> Short problem: Tally the lines that include the word "name" and reply with nothing but the total.

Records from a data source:
○ ○ ○ ○ ○

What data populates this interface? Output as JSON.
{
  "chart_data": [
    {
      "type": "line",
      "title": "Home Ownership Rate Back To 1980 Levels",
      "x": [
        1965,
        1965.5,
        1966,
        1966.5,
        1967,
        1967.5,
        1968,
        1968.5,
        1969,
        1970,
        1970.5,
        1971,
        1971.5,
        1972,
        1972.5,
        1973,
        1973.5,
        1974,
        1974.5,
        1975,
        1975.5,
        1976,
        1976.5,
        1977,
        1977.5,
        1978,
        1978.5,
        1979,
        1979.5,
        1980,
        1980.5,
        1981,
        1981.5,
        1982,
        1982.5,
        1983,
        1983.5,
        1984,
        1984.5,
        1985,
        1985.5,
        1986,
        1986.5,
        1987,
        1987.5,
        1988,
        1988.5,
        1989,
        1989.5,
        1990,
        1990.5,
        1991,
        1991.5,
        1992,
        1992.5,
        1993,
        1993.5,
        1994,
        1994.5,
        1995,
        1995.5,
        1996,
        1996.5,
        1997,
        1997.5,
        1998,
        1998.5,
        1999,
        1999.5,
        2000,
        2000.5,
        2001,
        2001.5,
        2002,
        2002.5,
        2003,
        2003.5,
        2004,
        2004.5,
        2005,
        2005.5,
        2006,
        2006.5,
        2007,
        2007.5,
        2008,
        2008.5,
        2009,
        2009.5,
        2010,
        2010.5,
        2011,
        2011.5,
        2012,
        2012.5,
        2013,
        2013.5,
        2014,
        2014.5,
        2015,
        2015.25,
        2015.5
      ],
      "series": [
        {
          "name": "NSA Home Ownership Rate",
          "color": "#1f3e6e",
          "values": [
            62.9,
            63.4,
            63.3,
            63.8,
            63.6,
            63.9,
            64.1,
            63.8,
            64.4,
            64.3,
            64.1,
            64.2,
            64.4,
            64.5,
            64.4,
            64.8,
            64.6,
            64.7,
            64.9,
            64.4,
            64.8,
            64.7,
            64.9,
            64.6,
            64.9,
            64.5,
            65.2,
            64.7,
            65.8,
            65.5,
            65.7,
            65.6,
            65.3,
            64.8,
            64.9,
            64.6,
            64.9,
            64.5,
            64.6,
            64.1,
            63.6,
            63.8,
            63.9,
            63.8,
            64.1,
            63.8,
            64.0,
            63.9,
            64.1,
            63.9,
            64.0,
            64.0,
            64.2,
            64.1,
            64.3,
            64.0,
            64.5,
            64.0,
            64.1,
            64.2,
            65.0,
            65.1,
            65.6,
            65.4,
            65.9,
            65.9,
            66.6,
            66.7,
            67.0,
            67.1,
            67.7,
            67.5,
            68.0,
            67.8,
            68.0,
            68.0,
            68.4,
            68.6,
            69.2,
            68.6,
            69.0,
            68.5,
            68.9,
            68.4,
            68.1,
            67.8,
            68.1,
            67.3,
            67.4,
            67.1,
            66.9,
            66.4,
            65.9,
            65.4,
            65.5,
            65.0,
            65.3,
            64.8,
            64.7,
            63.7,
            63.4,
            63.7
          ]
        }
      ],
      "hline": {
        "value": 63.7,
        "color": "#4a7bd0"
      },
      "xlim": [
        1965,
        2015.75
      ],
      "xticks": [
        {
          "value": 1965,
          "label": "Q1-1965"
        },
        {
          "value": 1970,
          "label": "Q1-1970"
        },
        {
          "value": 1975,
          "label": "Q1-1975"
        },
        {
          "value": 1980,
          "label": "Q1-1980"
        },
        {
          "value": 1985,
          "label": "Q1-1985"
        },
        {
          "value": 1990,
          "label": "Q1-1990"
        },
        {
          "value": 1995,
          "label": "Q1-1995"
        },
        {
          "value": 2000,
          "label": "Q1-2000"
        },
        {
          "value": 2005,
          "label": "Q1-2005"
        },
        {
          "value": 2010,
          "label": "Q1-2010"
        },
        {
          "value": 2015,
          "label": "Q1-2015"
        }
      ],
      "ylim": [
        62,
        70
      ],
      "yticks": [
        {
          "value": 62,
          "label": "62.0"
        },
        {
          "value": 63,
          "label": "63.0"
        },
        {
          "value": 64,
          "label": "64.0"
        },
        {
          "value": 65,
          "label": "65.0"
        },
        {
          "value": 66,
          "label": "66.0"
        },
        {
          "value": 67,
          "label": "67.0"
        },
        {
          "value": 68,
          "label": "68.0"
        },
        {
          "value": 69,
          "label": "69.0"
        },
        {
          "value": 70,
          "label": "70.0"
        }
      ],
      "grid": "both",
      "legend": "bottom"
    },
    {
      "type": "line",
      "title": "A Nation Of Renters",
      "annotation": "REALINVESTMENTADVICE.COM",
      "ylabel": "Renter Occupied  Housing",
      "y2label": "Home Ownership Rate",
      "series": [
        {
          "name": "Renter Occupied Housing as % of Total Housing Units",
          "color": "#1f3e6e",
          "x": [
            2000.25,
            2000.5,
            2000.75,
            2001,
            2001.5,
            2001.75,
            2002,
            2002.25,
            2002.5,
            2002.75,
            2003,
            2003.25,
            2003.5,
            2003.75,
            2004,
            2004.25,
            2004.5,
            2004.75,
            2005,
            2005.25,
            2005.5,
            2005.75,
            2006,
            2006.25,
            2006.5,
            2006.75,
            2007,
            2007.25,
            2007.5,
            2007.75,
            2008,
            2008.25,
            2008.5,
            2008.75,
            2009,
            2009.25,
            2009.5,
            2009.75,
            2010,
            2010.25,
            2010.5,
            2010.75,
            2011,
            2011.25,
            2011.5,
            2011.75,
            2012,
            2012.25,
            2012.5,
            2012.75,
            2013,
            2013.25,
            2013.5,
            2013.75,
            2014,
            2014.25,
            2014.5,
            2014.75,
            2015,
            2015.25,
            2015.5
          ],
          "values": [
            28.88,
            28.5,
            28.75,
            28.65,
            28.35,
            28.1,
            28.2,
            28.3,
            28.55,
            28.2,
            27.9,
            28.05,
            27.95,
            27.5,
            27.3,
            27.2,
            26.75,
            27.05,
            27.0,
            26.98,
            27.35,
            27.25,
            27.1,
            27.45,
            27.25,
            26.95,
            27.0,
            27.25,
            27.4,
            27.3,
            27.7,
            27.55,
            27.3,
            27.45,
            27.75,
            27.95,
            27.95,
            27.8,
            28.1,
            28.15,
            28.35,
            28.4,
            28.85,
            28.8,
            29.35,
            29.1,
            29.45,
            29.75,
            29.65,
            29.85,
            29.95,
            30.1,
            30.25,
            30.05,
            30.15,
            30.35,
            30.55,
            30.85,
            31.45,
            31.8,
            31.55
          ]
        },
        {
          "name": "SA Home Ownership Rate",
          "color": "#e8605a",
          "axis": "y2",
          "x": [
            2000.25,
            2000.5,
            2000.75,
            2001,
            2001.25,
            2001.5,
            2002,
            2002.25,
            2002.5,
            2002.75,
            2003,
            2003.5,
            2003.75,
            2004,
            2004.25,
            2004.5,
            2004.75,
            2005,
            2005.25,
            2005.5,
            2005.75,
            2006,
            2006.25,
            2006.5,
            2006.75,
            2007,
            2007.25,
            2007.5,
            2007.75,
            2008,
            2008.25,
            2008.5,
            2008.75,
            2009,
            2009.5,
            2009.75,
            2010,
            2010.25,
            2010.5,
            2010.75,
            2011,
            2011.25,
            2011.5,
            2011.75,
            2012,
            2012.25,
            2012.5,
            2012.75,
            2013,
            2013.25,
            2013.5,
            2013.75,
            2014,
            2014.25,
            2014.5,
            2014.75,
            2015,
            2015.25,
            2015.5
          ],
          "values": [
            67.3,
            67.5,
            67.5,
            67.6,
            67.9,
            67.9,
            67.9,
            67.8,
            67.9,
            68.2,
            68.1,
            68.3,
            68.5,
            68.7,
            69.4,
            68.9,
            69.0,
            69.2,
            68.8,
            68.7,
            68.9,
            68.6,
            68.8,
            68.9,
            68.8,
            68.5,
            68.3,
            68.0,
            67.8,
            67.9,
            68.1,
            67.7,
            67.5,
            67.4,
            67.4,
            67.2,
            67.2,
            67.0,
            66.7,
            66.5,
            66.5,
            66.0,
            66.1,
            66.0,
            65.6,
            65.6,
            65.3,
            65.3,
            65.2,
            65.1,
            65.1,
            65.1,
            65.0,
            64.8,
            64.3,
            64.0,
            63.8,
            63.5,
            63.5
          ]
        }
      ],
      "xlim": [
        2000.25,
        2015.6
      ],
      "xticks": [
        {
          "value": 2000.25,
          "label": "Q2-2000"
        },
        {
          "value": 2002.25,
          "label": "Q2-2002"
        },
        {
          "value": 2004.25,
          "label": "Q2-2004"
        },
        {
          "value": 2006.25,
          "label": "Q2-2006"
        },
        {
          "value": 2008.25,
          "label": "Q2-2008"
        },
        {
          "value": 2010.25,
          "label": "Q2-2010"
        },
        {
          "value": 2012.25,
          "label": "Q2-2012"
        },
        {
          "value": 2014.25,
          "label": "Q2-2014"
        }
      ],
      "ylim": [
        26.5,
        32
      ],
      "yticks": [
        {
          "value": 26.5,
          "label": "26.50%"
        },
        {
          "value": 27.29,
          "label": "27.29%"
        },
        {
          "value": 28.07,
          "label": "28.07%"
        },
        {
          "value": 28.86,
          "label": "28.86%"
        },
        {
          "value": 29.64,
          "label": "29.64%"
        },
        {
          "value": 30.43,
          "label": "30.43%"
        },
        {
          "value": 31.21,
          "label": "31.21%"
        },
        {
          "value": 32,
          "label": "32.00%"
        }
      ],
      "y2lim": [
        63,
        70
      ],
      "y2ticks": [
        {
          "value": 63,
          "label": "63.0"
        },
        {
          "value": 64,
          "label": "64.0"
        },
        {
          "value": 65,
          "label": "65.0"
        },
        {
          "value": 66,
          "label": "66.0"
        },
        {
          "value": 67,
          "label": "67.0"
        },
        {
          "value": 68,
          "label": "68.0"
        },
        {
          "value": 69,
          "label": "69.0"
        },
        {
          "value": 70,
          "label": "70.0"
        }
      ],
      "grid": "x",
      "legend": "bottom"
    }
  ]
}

○ ○ ○ ○ ○

> Exercise output: 3